- **EXERCISE PROMPT**
Search the material for the string "name", then return every line where it is found.

Items from a dataset:

========================================

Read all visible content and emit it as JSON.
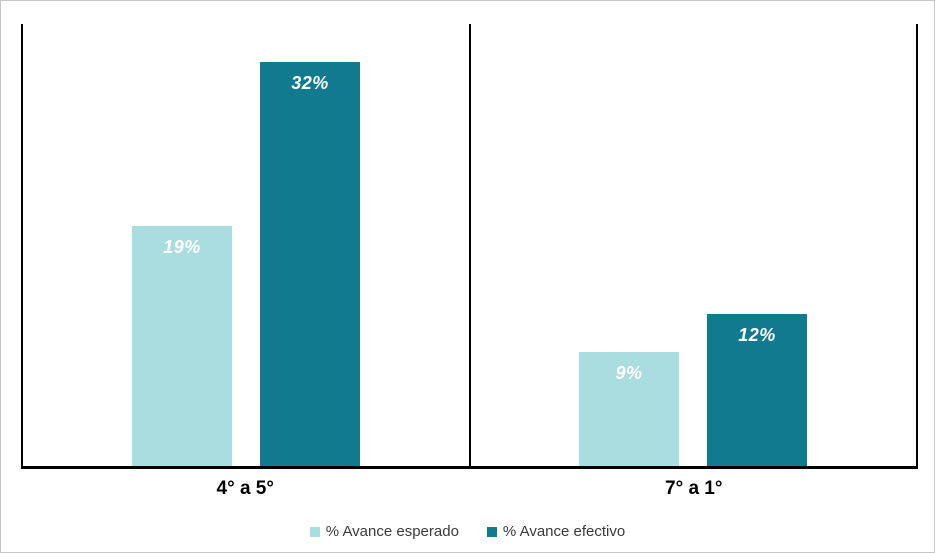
{
  "figure": {
    "background": "#ffffff",
    "border_color": "#c6c6c6",
    "axis_line_color": "#000000"
  },
  "chart_data": {
    "type": "bar",
    "title": "",
    "xlabel": "",
    "ylabel": "",
    "categories": [
      "4° a 5°",
      "7° a 1°"
    ],
    "series": [
      {
        "name": "% Avance esperado",
        "color": "#A9DDDF",
        "values": [
          19,
          9
        ],
        "data_labels": [
          "19%",
          "9%"
        ]
      },
      {
        "name": "% Avance efectivo",
        "color": "#117A8F",
        "values": [
          32,
          12
        ],
        "data_labels": [
          "32%",
          "12%"
        ]
      }
    ],
    "ylim": [
      0,
      35
    ],
    "y_axis_visible": false,
    "grid": false,
    "panel_dividers": true,
    "value_label_color": "#ffffff",
    "legend_position": "bottom-center"
  }
}
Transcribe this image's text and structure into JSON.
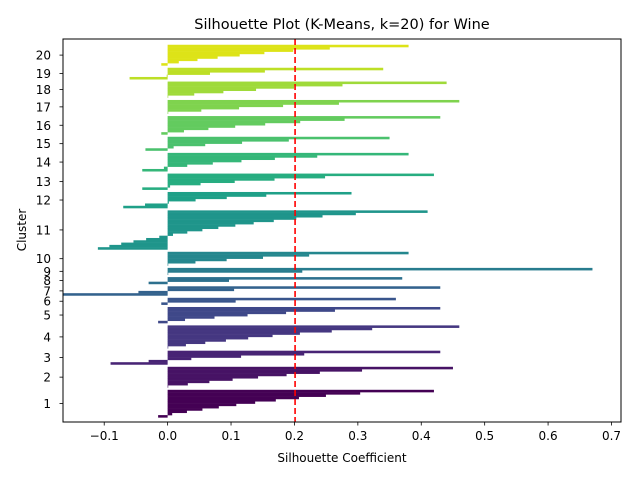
{
  "chart_data": {
    "type": "silhouette",
    "title": "Silhouette Plot (K-Means, k=20) for Wine",
    "xlabel": "Silhouette Coefficient",
    "ylabel": "Cluster",
    "xlim": [
      -0.165,
      0.715
    ],
    "xticks": [
      -0.1,
      0.0,
      0.1,
      0.2,
      0.3,
      0.4,
      0.5,
      0.6,
      0.7
    ],
    "xtick_labels": [
      "−0.1",
      "0.0",
      "0.1",
      "0.2",
      "0.3",
      "0.4",
      "0.5",
      "0.6",
      "0.7"
    ],
    "grid": false,
    "average_silhouette": 0.201,
    "average_line_color": "#ff0000",
    "colormap": "viridis",
    "clusters": [
      {
        "label": "1",
        "n": 12,
        "max": 0.42,
        "min": -0.015,
        "color": "#440154"
      },
      {
        "label": "2",
        "n": 9,
        "max": 0.45,
        "min": 0.0,
        "color": "#471365"
      },
      {
        "label": "3",
        "n": 6,
        "max": 0.43,
        "min": -0.09,
        "color": "#482475"
      },
      {
        "label": "4",
        "n": 10,
        "max": 0.46,
        "min": 0.0,
        "color": "#453781"
      },
      {
        "label": "5",
        "n": 7,
        "max": 0.43,
        "min": -0.015,
        "color": "#3f4889"
      },
      {
        "label": "6",
        "n": 3,
        "max": 0.36,
        "min": -0.01,
        "color": "#39558c"
      },
      {
        "label": "7",
        "n": 4,
        "max": 0.43,
        "min": -0.165,
        "color": "#33628d"
      },
      {
        "label": "8",
        "n": 3,
        "max": 0.37,
        "min": -0.03,
        "color": "#2d708e"
      },
      {
        "label": "9",
        "n": 3,
        "max": 0.67,
        "min": 0.0,
        "color": "#287c8e"
      },
      {
        "label": "10",
        "n": 6,
        "max": 0.38,
        "min": 0.0,
        "color": "#24878e"
      },
      {
        "label": "11",
        "n": 17,
        "max": 0.41,
        "min": -0.11,
        "color": "#1f958b"
      },
      {
        "label": "12",
        "n": 7,
        "max": 0.29,
        "min": -0.07,
        "color": "#1fa088"
      },
      {
        "label": "13",
        "n": 7,
        "max": 0.42,
        "min": -0.04,
        "color": "#27ad81"
      },
      {
        "label": "14",
        "n": 8,
        "max": 0.38,
        "min": -0.04,
        "color": "#35b779"
      },
      {
        "label": "15",
        "n": 6,
        "max": 0.35,
        "min": -0.035,
        "color": "#4ac16d"
      },
      {
        "label": "16",
        "n": 8,
        "max": 0.43,
        "min": -0.01,
        "color": "#63cb5f"
      },
      {
        "label": "17",
        "n": 6,
        "max": 0.46,
        "min": 0.0,
        "color": "#7fd34e"
      },
      {
        "label": "18",
        "n": 7,
        "max": 0.44,
        "min": 0.0,
        "color": "#9fda3a"
      },
      {
        "label": "19",
        "n": 5,
        "max": 0.34,
        "min": -0.06,
        "color": "#bddf26"
      },
      {
        "label": "20",
        "n": 9,
        "max": 0.38,
        "min": -0.01,
        "color": "#dde318"
      }
    ]
  }
}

========================================

- **TASK ANSWER**
        "name": "% Avance esperado",
        "name": "% Avance efectivo",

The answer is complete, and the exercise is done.